Problem ▸ Reproduce the listing below verbatim.
........
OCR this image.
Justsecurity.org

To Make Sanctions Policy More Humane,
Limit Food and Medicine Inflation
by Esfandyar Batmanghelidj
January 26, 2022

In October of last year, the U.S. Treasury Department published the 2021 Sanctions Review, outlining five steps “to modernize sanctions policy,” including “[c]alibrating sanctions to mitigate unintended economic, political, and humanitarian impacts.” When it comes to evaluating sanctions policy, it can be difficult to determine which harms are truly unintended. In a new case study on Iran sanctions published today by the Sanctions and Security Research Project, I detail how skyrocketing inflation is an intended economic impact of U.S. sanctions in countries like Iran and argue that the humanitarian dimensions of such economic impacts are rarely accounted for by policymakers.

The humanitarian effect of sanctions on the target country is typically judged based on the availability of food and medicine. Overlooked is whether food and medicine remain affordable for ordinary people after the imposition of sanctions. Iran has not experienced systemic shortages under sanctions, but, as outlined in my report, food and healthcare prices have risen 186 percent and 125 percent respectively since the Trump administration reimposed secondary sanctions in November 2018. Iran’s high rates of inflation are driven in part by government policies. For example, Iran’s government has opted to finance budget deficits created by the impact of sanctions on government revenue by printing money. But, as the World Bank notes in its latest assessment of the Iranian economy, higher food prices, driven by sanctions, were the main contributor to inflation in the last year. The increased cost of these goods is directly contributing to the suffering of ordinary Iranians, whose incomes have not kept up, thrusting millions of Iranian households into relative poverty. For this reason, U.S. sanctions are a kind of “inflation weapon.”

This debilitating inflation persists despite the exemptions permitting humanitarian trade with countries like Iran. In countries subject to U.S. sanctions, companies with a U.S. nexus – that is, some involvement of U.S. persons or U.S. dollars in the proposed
........
Answer below ▸
OCR this image.
Justsecurity.org

To Make Sanctions Policy More Humane,
Limit Food and Medicine Inflation
by Esfandyar Batmanghelidj
January 26, 2022

In October of last year, the U.S. Treasury Department published the 2021 Sanctions Review, outlining five steps “to modernize sanctions policy,” including “[c]alibrating sanctions to mitigate unintended economic, political, and humanitarian impacts.” When it comes to evaluating sanctions policy, it can be difficult to determine which harms are truly unintended. In a new case study on Iran sanctions published today by the Sanctions and Security Research Project, I detail how skyrocketing inflation is an intended economic impact of U.S. sanctions in countries like Iran and argue that the humanitarian dimensions of such economic impacts are rarely accounted for by policymakers.

The humanitarian effect of sanctions on the target country is typically judged based on the availability of food and medicine. Overlooked is whether food and medicine remain affordable for ordinary people after the imposition of sanctions. Iran has not experienced systemic shortages under sanctions, but, as outlined in my report, food and healthcare prices have risen 186 percent and 125 percent respectively since the Trump administration reimposed secondary sanctions in November 2018. Iran’s high rates of inflation are driven in part by government policies. For example, Iran’s government has opted to finance budget deficits created by the impact of sanctions on government revenue by printing money. But, as the World Bank notes in its latest assessment of the Iranian economy, higher food prices, driven by sanctions, were the main contributor to inflation in the last year. The increased cost of these goods is directly contributing to the suffering of ordinary Iranians, whose incomes have not kept up, thrusting millions of Iranian households into relative poverty. For this reason, U.S. sanctions are a kind of “inflation weapon.”

This debilitating inflation persists despite the exemptions permitting humanitarian trade with countries like Iran. In countries subject to U.S. sanctions, companies with a U.S. nexus – that is, some involvement of U.S. persons or U.S. dollars in the proposed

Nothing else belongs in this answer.